Given records:
· · · ·
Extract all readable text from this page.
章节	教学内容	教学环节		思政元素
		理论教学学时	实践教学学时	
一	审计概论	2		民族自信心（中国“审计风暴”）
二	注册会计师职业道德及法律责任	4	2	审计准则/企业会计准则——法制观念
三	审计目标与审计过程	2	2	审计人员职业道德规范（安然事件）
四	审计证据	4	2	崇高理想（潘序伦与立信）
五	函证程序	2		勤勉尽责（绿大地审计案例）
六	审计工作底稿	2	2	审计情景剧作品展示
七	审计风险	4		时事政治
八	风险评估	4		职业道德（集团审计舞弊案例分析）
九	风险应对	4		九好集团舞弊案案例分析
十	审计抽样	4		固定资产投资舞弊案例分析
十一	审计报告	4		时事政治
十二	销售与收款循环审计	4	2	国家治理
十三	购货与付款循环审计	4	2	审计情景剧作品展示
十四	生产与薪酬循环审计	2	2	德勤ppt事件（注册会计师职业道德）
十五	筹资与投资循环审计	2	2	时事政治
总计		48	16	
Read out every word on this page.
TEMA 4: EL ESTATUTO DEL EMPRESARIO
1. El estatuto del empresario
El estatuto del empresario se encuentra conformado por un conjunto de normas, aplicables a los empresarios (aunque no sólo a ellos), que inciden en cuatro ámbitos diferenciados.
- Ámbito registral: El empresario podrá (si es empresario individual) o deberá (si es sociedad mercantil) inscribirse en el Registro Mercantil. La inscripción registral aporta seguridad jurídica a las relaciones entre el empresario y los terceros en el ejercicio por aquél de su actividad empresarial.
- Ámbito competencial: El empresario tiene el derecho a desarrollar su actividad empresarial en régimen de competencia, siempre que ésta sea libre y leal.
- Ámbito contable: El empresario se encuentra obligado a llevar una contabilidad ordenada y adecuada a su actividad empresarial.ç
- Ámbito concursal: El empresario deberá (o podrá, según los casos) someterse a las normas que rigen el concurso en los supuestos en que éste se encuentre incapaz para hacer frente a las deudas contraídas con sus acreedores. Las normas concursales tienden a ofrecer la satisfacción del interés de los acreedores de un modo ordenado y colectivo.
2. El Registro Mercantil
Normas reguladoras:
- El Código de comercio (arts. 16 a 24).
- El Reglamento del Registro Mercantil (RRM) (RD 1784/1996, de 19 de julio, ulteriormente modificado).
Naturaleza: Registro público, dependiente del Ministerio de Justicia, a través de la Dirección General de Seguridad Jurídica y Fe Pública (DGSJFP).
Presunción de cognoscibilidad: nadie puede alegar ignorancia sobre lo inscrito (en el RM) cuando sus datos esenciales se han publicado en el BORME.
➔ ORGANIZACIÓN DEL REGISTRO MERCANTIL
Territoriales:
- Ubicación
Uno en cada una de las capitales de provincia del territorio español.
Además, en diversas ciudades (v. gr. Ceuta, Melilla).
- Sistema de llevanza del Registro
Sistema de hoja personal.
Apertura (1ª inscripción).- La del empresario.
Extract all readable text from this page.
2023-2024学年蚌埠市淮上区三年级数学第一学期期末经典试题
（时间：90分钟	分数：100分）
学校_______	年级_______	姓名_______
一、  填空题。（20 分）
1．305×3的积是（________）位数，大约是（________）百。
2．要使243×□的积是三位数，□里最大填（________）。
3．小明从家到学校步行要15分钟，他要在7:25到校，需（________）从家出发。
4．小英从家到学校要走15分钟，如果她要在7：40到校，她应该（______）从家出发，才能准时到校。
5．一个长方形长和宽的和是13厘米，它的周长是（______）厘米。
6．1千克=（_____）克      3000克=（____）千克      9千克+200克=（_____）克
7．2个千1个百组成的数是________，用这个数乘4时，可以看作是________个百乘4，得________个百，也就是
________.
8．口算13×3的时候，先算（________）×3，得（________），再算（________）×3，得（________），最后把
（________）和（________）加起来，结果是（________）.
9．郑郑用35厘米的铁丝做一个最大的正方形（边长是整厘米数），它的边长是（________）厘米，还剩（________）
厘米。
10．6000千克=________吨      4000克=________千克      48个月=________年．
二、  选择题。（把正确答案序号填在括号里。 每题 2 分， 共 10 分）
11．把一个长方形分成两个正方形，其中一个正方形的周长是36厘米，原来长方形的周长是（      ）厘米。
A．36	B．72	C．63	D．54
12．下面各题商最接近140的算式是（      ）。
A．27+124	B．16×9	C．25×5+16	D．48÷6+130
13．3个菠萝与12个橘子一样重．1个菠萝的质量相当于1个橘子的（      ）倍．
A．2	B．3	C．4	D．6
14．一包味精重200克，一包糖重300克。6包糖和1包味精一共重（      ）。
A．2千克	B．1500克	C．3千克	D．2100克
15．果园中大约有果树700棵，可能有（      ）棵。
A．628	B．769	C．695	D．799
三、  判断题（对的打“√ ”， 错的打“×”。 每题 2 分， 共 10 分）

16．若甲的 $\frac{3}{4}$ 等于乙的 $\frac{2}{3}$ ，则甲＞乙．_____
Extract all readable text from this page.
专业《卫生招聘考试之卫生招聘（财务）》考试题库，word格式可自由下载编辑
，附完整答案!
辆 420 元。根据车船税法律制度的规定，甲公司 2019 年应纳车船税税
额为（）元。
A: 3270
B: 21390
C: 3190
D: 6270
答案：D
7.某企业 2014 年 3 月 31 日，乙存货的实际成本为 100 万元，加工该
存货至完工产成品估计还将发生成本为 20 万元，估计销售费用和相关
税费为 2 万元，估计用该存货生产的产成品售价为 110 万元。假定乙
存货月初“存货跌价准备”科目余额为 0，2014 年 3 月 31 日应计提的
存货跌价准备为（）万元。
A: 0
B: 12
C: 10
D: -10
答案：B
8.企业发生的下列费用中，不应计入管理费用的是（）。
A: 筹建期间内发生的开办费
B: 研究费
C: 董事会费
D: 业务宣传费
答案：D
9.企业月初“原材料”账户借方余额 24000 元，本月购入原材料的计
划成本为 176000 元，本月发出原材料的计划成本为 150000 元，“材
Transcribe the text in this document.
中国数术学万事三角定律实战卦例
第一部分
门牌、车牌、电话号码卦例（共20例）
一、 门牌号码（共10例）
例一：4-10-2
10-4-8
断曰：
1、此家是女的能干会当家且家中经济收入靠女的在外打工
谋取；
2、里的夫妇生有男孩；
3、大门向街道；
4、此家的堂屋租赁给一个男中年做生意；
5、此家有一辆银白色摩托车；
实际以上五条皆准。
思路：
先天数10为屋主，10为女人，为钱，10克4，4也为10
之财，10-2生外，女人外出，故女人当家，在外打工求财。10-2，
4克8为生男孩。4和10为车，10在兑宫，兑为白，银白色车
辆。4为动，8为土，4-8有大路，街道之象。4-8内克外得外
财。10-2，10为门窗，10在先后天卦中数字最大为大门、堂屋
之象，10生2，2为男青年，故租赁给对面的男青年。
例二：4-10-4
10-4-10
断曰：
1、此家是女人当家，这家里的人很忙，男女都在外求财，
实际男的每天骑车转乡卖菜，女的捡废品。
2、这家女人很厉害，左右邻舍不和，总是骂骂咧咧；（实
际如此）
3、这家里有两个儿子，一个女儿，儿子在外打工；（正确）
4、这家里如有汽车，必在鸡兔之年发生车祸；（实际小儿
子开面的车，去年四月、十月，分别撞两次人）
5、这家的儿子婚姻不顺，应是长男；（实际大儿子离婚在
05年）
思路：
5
· · · ·
The task: Go through the records above and retype each one exactly.

Written response:
Extract all readable text from this page.
章节	教学内容	教学环节		思政元素
		理论教学学时	实践教学学时	
一	审计概论	2		民族自信心（中国“审计风暴”）
二	注册会计师职业道德及法律责任	4	2	审计准则/企业会计准则——法制观念
三	审计目标与审计过程	2	2	审计人员职业道德规范（安然事件）
四	审计证据	4	2	崇高理想（潘序伦与立信）
五	函证程序	2		勤勉尽责（绿大地审计案例）
六	审计工作底稿	2	2	审计情景剧作品展示
七	审计风险	4		时事政治
八	风险评估	4		职业道德（集团审计舞弊案例分析）
九	风险应对	4		九好集团舞弊案案例分析
十	审计抽样	4		固定资产投资舞弊案例分析
十一	审计报告	4		时事政治
十二	销售与收款循环审计	4	2	国家治理
十三	购货与付款循环审计	4	2	审计情景剧作品展示
十四	生产与薪酬循环审计	2	2	德勤ppt事件（注册会计师职业道德）
十五	筹资与投资循环审计	2	2	时事政治
总计		48	16	
Read out every word on this page.
TEMA 4: EL ESTATUTO DEL EMPRESARIO
1. El estatuto del empresario
El estatuto del empresario se encuentra conformado por un conjunto de normas, aplicables a los empresarios (aunque no sólo a ellos), que inciden en cuatro ámbitos diferenciados.
- Ámbito registral: El empresario podrá (si es empresario individual) o deberá (si es sociedad mercantil) inscribirse en el Registro Mercantil. La inscripción registral aporta seguridad jurídica a las relaciones entre el empresario y los terceros en el ejercicio por aquél de su actividad empresarial.
- Ámbito competencial: El empresario tiene el derecho a desarrollar su actividad empresarial en régimen de competencia, siempre que ésta sea libre y leal.
- Ámbito contable: El empresario se encuentra obligado a llevar una contabilidad ordenada y adecuada a su actividad empresarial.ç
- Ámbito concursal: El empresario deberá (o podrá, según los casos) someterse a las normas que rigen el concurso en los supuestos en que éste se encuentre incapaz para hacer frente a las deudas contraídas con sus acreedores. Las normas concursales tienden a ofrecer la satisfacción del interés de los acreedores de un modo ordenado y colectivo.
2. El Registro Mercantil
Normas reguladoras:
- El Código de comercio (arts. 16 a 24).
- El Reglamento del Registro Mercantil (RRM) (RD 1784/1996, de 19 de julio, ulteriormente modificado).
Naturaleza: Registro público, dependiente del Ministerio de Justicia, a través de la Dirección General de Seguridad Jurídica y Fe Pública (DGSJFP).
Presunción de cognoscibilidad: nadie puede alegar ignorancia sobre lo inscrito (en el RM) cuando sus datos esenciales se han publicado en el BORME.
➔ ORGANIZACIÓN DEL REGISTRO MERCANTIL
Territoriales:
- Ubicación
Uno en cada una de las capitales de provincia del territorio español.
Además, en diversas ciudades (v. gr. Ceuta, Melilla).
- Sistema de llevanza del Registro
Sistema de hoja personal.
Apertura (1ª inscripción).- La del empresario.
Extract all readable text from this page.
2023-2024学年蚌埠市淮上区三年级数学第一学期期末经典试题
（时间：90分钟	分数：100分）
学校_______	年级_______	姓名_______
一、  填空题。（20 分）
1．305×3的积是（________）位数，大约是（________）百。
2．要使243×□的积是三位数，□里最大填（________）。
3．小明从家到学校步行要15分钟，他要在7:25到校，需（________）从家出发。
4．小英从家到学校要走15分钟，如果她要在7：40到校，她应该（______）从家出发，才能准时到校。
5．一个长方形长和宽的和是13厘米，它的周长是（______）厘米。
6．1千克=（_____）克      3000克=（____）千克      9千克+200克=（_____）克
7．2个千1个百组成的数是________，用这个数乘4时，可以看作是________个百乘4，得________个百，也就是
________.
8．口算13×3的时候，先算（________）×3，得（________），再算（________）×3，得（________），最后把
（________）和（________）加起来，结果是（________）.
9．郑郑用35厘米的铁丝做一个最大的正方形（边长是整厘米数），它的边长是（________）厘米，还剩（________）
厘米。
10．6000千克=________吨      4000克=________千克      48个月=________年．
二、  选择题。（把正确答案序号填在括号里。 每题 2 分， 共 10 分）
11．把一个长方形分成两个正方形，其中一个正方形的周长是36厘米，原来长方形的周长是（      ）厘米。
A．36	B．72	C．63	D．54
12．下面各题商最接近140的算式是（      ）。
A．27+124	B．16×9	C．25×5+16	D．48÷6+130
13．3个菠萝与12个橘子一样重．1个菠萝的质量相当于1个橘子的（      ）倍．
A．2	B．3	C．4	D．6
14．一包味精重200克，一包糖重300克。6包糖和1包味精一共重（      ）。
A．2千克	B．1500克	C．3千克	D．2100克
15．果园中大约有果树700棵，可能有（      ）棵。
A．628	B．769	C．695	D．799
三、  判断题（对的打“√ ”， 错的打“×”。 每题 2 分， 共 10 分）

16．若甲的 $\frac{3}{4}$ 等于乙的 $\frac{2}{3}$ ，则甲＞乙．_____
Extract all readable text from this page.
专业《卫生招聘考试之卫生招聘（财务）》考试题库，word格式可自由下载编辑
，附完整答案!
辆 420 元。根据车船税法律制度的规定，甲公司 2019 年应纳车船税税
额为（）元。
A: 3270
B: 21390
C: 3190
D: 6270
答案：D
7.某企业 2014 年 3 月 31 日，乙存货的实际成本为 100 万元，加工该
存货至完工产成品估计还将发生成本为 20 万元，估计销售费用和相关
税费为 2 万元，估计用该存货生产的产成品售价为 110 万元。假定乙
存货月初“存货跌价准备”科目余额为 0，2014 年 3 月 31 日应计提的
存货跌价准备为（）万元。
A: 0
B: 12
C: 10
D: -10
答案：B
8.企业发生的下列费用中，不应计入管理费用的是（）。
A: 筹建期间内发生的开办费
B: 研究费
C: 董事会费
D: 业务宣传费
答案：D
9.企业月初“原材料”账户借方余额 24000 元，本月购入原材料的计
划成本为 176000 元，本月发出原材料的计划成本为 150000 元，“材
Transcribe the text in this document.
中国数术学万事三角定律实战卦例
第一部分
门牌、车牌、电话号码卦例（共20例）
一、 门牌号码（共10例）
例一：4-10-2
10-4-8
断曰：
1、此家是女的能干会当家且家中经济收入靠女的在外打工
谋取；
2、里的夫妇生有男孩；
3、大门向街道；
4、此家的堂屋租赁给一个男中年做生意；
5、此家有一辆银白色摩托车；
实际以上五条皆准。
思路：
先天数10为屋主，10为女人，为钱，10克4，4也为10
之财，10-2生外，女人外出，故女人当家，在外打工求财。10-2，
4克8为生男孩。4和10为车，10在兑宫，兑为白，银白色车
辆。4为动，8为土，4-8有大路，街道之象。4-8内克外得外
财。10-2，10为门窗，10在先后天卦中数字最大为大门、堂屋
之象，10生2，2为男青年，故租赁给对面的男青年。
例二：4-10-4
10-4-10
断曰：
1、此家是女人当家，这家里的人很忙，男女都在外求财，
实际男的每天骑车转乡卖菜，女的捡废品。
2、这家女人很厉害，左右邻舍不和，总是骂骂咧咧；（实
际如此）
3、这家里有两个儿子，一个女儿，儿子在外打工；（正确）
4、这家里如有汽车，必在鸡兔之年发生车祸；（实际小儿
子开面的车，去年四月、十月，分别撞两次人）
5、这家的儿子婚姻不顺，应是长男；（实际大儿子离婚在
05年）
思路：
5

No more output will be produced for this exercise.